■ GIVEN PROBLEM ■
Return the material word for word. Do not include pictures.

------ DATA PROVIDED

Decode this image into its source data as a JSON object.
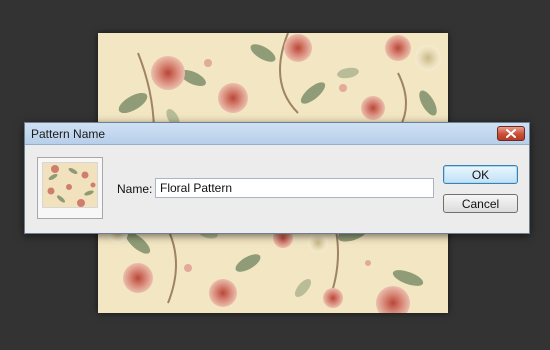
{
  "dialog": {
    "title": "Pattern Name",
    "name_label": "Name:",
    "name_value": "Floral Pattern",
    "ok_label": "OK",
    "cancel_label": "Cancel"
  },
  "icons": {
    "close": "close-icon"
  },
  "colors": {
    "workspace_bg": "#333333",
    "canvas_cream": "#f3e6c2",
    "rose": "#d58a7a",
    "leaf": "#7f8f6a",
    "default_button_border": "#3c7fb1"
  }
}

------------

■ ANSWER TO THIS TASK ■
Decode this image into its source data as a JSON object.
{
  "dialog": {
    "title": "Pattern Name",
    "name_label": "Name:",
    "name_value": "Floral Pattern",
    "ok_label": "OK",
    "cancel_label": "Cancel"
  },
  "icons": {
    "close": "close-icon"
  },
  "colors": {
    "workspace_bg": "#333333",
    "canvas_cream": "#f3e6c2",
    "rose": "#d58a7a",
    "leaf": "#7f8f6a",
    "default_button_border": "#3c7fb1"
  }
}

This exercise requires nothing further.